## Start Data lines

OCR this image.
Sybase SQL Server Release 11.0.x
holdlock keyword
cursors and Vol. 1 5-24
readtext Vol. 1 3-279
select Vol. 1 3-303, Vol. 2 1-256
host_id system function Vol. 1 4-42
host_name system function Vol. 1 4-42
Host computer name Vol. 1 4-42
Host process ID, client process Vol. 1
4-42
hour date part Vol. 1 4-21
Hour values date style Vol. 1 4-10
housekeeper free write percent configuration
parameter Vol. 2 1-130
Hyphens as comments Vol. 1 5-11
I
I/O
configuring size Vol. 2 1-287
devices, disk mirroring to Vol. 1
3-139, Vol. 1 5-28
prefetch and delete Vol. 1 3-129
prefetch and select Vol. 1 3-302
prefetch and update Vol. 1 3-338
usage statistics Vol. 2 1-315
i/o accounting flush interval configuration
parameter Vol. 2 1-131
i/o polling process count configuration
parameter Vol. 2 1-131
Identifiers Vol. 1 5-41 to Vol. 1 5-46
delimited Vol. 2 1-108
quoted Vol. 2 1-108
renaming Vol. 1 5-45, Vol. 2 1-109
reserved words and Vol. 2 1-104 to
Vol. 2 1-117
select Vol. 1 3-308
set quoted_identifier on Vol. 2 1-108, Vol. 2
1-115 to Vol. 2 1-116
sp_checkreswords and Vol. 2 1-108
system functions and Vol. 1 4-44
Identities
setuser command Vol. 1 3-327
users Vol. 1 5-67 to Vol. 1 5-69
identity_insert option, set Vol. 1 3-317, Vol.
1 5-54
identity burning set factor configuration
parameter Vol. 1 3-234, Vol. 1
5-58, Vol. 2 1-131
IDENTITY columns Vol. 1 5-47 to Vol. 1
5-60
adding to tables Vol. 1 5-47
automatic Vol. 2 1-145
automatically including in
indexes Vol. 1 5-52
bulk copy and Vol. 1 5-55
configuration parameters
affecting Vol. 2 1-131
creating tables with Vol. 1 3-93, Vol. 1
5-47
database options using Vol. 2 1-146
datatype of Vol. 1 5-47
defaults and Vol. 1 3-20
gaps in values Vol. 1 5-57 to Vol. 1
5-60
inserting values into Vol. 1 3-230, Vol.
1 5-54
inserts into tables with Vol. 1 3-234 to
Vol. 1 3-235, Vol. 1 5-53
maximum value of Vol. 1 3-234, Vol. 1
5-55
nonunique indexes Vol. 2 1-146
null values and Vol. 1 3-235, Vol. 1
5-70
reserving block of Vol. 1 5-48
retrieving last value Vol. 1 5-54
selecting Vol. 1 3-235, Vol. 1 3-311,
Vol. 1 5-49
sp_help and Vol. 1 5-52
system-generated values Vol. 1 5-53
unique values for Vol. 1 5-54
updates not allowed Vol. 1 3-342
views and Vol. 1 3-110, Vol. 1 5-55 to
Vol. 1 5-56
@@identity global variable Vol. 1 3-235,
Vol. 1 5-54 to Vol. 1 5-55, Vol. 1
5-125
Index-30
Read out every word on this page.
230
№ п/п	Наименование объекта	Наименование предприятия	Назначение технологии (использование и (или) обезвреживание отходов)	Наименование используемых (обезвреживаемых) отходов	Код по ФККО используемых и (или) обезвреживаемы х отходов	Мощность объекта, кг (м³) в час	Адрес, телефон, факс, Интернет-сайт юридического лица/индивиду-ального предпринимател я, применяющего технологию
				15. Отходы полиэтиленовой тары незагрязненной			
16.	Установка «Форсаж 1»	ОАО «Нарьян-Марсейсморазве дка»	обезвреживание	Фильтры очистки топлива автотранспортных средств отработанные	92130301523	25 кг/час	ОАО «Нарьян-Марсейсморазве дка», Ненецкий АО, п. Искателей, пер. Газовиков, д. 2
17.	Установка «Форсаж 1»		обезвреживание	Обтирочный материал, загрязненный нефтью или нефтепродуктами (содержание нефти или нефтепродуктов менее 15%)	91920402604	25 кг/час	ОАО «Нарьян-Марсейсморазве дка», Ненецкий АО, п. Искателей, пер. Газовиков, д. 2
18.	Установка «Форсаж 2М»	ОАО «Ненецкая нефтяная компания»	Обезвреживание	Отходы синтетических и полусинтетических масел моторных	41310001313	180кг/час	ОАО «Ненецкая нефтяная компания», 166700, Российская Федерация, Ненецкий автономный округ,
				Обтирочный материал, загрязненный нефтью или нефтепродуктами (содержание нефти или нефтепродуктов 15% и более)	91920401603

## End Data lines

Goal of the exercise: Every record above needs to be repeated word for word.

Complete response:
OCR this image.
Sybase SQL Server Release 11.0.x
holdlock keyword
cursors and Vol. 1 5-24
readtext Vol. 1 3-279
select Vol. 1 3-303, Vol. 2 1-256
host_id system function Vol. 1 4-42
host_name system function Vol. 1 4-42
Host computer name Vol. 1 4-42
Host process ID, client process Vol. 1
4-42
hour date part Vol. 1 4-21
Hour values date style Vol. 1 4-10
housekeeper free write percent configuration
parameter Vol. 2 1-130
Hyphens as comments Vol. 1 5-11
I
I/O
configuring size Vol. 2 1-287
devices, disk mirroring to Vol. 1
3-139, Vol. 1 5-28
prefetch and delete Vol. 1 3-129
prefetch and select Vol. 1 3-302
prefetch and update Vol. 1 3-338
usage statistics Vol. 2 1-315
i/o accounting flush interval configuration
parameter Vol. 2 1-131
i/o polling process count configuration
parameter Vol. 2 1-131
Identifiers Vol. 1 5-41 to Vol. 1 5-46
delimited Vol. 2 1-108
quoted Vol. 2 1-108
renaming Vol. 1 5-45, Vol. 2 1-109
reserved words and Vol. 2 1-104 to
Vol. 2 1-117
select Vol. 1 3-308
set quoted_identifier on Vol. 2 1-108, Vol. 2
1-115 to Vol. 2 1-116
sp_checkreswords and Vol. 2 1-108
system functions and Vol. 1 4-44
Identities
setuser command Vol. 1 3-327
users Vol. 1 5-67 to Vol. 1 5-69
identity_insert option, set Vol. 1 3-317, Vol.
1 5-54
identity burning set factor configuration
parameter Vol. 1 3-234, Vol. 1
5-58, Vol. 2 1-131
IDENTITY columns Vol. 1 5-47 to Vol. 1
5-60
adding to tables Vol. 1 5-47
automatic Vol. 2 1-145
automatically including in
indexes Vol. 1 5-52
bulk copy and Vol. 1 5-55
configuration parameters
affecting Vol. 2 1-131
creating tables with Vol. 1 3-93, Vol. 1
5-47
database options using Vol. 2 1-146
datatype of Vol. 1 5-47
defaults and Vol. 1 3-20
gaps in values Vol. 1 5-57 to Vol. 1
5-60
inserting values into Vol. 1 3-230, Vol.
1 5-54
inserts into tables with Vol. 1 3-234 to
Vol. 1 3-235, Vol. 1 5-53
maximum value of Vol. 1 3-234, Vol. 1
5-55
nonunique indexes Vol. 2 1-146
null values and Vol. 1 3-235, Vol. 1
5-70
reserving block of Vol. 1 5-48
retrieving last value Vol. 1 5-54
selecting Vol. 1 3-235, Vol. 1 3-311,
Vol. 1 5-49
sp_help and Vol. 1 5-52
system-generated values Vol. 1 5-53
unique values for Vol. 1 5-54
updates not allowed Vol. 1 3-342
views and Vol. 1 3-110, Vol. 1 5-55 to
Vol. 1 5-56
@@identity global variable Vol. 1 3-235,
Vol. 1 5-54 to Vol. 1 5-55, Vol. 1
5-125
Index-30
Read out every word on this page.
230
№ п/п	Наименование объекта	Наименование предприятия	Назначение технологии (использование и (или) обезвреживание отходов)	Наименование используемых (обезвреживаемых) отходов	Код по ФККО используемых и (или) обезвреживаемы х отходов	Мощность объекта, кг (м³) в час	Адрес, телефон, факс, Интернет-сайт юридического лица/индивиду-ального предпринимател я, применяющего технологию
				15. Отходы полиэтиленовой тары незагрязненной			
16.	Установка «Форсаж 1»	ОАО «Нарьян-Марсейсморазве дка»	обезвреживание	Фильтры очистки топлива автотранспортных средств отработанные	92130301523	25 кг/час	ОАО «Нарьян-Марсейсморазве дка», Ненецкий АО, п. Искателей, пер. Газовиков, д. 2
17.	Установка «Форсаж 1»		обезвреживание	Обтирочный материал, загрязненный нефтью или нефтепродуктами (содержание нефти или нефтепродуктов менее 15%)	91920402604	25 кг/час	ОАО «Нарьян-Марсейсморазве дка», Ненецкий АО, п. Искателей, пер. Газовиков, д. 2
18.	Установка «Форсаж 2М»	ОАО «Ненецкая нефтяная компания»	Обезвреживание	Отходы синтетических и полусинтетических масел моторных	41310001313	180кг/час	ОАО «Ненецкая нефтяная компания», 166700, Российская Федерация, Ненецкий автономный округ,
				Обтирочный материал, загрязненный нефтью или нефтепродуктами (содержание нефти или нефтепродуктов 15% и более)	91920401603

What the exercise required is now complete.